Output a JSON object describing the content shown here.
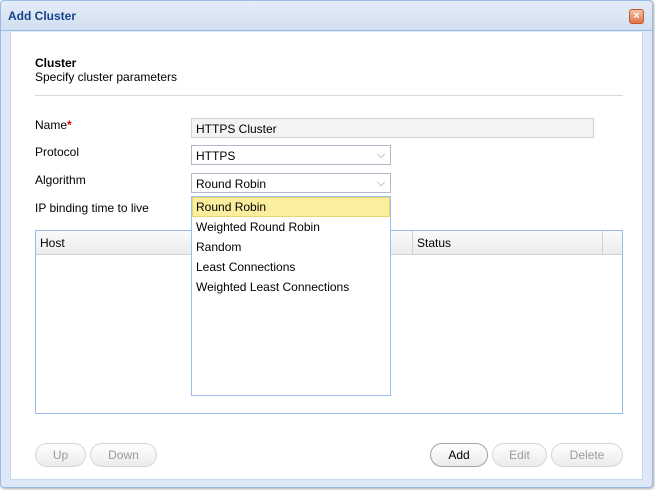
{
  "window": {
    "title": "Add Cluster",
    "close_glyph": "×"
  },
  "section": {
    "title": "Cluster",
    "subtitle": "Specify cluster parameters"
  },
  "form": {
    "name_label": "Name",
    "required_mark": "*",
    "name_value": "HTTPS Cluster",
    "protocol_label": "Protocol",
    "protocol_value": "HTTPS",
    "algorithm_label": "Algorithm",
    "algorithm_value": "Round Robin",
    "ip_binding_label": "IP binding time to live",
    "combo_glyph": "⌵"
  },
  "dropdown": {
    "options": [
      "Round Robin",
      "Weighted Round Robin",
      "Random",
      "Least Connections",
      "Weighted Least Connections"
    ],
    "selected_index": 0
  },
  "grid": {
    "columns": [
      "Host",
      "Status"
    ]
  },
  "buttons": {
    "up": "Up",
    "down": "Down",
    "add": "Add",
    "edit": "Edit",
    "delete": "Delete"
  },
  "colors": {
    "title": "#15428b",
    "required": "#d40000",
    "selected_option": "#fcee9f",
    "border_accent": "#99bbe8"
  }
}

▶ _Aim of the task_:
Set down the records in full and exactly. Do not carry over any image.

▶ _Written answer_:
Output a JSON object describing the content shown here.
{
  "window": {
    "title": "Add Cluster",
    "close_glyph": "×"
  },
  "section": {
    "title": "Cluster",
    "subtitle": "Specify cluster parameters"
  },
  "form": {
    "name_label": "Name",
    "required_mark": "*",
    "name_value": "HTTPS Cluster",
    "protocol_label": "Protocol",
    "protocol_value": "HTTPS",
    "algorithm_label": "Algorithm",
    "algorithm_value": "Round Robin",
    "ip_binding_label": "IP binding time to live",
    "combo_glyph": "⌵"
  },
  "dropdown": {
    "options": [
      "Round Robin",
      "Weighted Round Robin",
      "Random",
      "Least Connections",
      "Weighted Least Connections"
    ],
    "selected_index": 0
  },
  "grid": {
    "columns": [
      "Host",
      "Status"
    ]
  },
  "buttons": {
    "up": "Up",
    "down": "Down",
    "add": "Add",
    "edit": "Edit",
    "delete": "Delete"
  },
  "colors": {
    "title": "#15428b",
    "required": "#d40000",
    "selected_option": "#fcee9f",
    "border_accent": "#99bbe8"
  }
}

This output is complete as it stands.